- [EXERCISE TASK]: Wherever the word "arbetet" shows up in a line, please copy that line.

Source data:
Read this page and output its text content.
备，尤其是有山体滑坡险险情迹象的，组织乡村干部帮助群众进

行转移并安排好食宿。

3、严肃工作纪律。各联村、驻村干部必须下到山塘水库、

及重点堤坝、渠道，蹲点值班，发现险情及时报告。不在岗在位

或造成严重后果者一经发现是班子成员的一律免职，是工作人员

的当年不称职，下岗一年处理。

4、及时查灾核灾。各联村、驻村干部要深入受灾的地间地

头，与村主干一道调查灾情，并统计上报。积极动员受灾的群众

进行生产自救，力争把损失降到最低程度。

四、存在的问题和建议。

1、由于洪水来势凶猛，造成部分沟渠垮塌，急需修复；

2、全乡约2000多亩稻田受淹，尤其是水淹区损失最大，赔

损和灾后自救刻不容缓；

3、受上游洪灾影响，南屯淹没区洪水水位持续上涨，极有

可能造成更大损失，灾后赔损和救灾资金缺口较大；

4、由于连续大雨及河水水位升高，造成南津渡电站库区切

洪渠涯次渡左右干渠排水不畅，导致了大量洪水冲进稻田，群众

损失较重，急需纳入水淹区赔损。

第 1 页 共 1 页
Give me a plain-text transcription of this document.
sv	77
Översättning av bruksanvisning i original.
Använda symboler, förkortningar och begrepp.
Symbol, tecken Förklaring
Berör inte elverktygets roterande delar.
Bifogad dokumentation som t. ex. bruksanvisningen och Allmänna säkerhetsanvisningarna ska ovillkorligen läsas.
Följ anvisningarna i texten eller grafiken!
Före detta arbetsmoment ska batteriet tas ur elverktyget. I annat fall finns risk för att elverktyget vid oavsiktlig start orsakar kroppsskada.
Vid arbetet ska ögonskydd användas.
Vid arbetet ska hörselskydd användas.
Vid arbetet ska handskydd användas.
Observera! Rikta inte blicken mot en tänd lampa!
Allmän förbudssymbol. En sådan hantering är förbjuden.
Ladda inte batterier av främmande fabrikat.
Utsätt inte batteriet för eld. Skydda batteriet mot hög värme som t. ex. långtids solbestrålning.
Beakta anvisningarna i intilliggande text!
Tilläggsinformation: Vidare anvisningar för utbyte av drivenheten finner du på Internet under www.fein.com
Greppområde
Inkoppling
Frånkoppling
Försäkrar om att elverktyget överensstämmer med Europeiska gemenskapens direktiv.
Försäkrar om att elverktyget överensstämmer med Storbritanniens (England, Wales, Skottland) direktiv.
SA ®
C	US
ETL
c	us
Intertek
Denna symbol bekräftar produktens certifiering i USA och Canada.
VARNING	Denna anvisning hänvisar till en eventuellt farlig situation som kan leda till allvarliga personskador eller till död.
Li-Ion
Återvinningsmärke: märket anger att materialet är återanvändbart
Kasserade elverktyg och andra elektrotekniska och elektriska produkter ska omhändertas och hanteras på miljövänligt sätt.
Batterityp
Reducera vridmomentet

- [WRITTEN ANSWER]:
Vid arbetet ska ögonskydd användas.
Vid arbetet ska hörselskydd användas.
Vid arbetet ska handskydd användas.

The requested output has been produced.